▶ Work order:
Only the pictures are to be left out; please reproduce everything else in the data exactly.
::: Dataset records
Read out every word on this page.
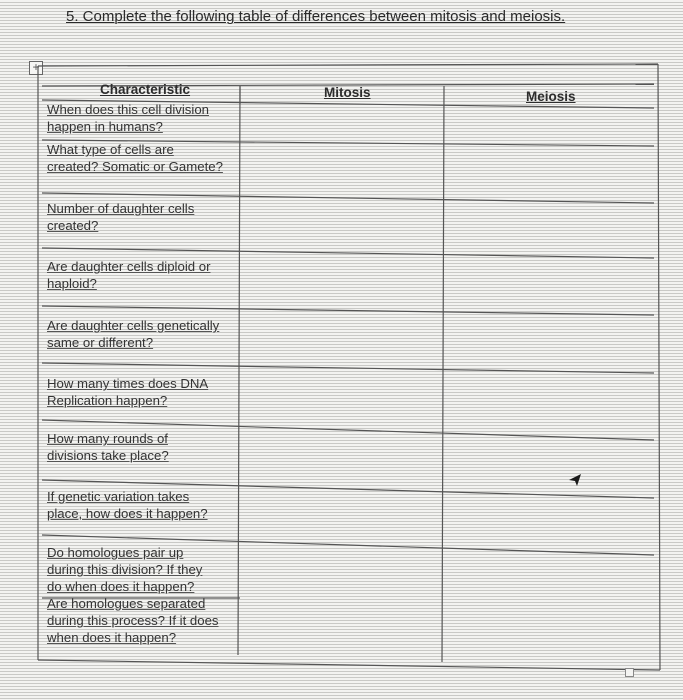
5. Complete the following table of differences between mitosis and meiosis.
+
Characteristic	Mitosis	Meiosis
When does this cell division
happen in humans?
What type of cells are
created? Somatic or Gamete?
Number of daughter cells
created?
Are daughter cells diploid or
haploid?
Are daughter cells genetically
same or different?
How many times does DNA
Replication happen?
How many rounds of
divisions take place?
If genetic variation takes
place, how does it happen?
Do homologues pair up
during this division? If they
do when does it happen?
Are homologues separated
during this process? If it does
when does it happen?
::::::
▶ Expected answer:
Read out every word on this page.
5. Complete the following table of differences between mitosis and meiosis.
+
Characteristic	Mitosis	Meiosis
When does this cell division
happen in humans?
What type of cells are
created? Somatic or Gamete?
Number of daughter cells
created?
Are daughter cells diploid or
haploid?
Are daughter cells genetically
same or different?
How many times does DNA
Replication happen?
How many rounds of
divisions take place?
If genetic variation takes
place, how does it happen?
Do homologues pair up
during this division? If they
do when does it happen?
Are homologues separated
during this process? If it does
when does it happen?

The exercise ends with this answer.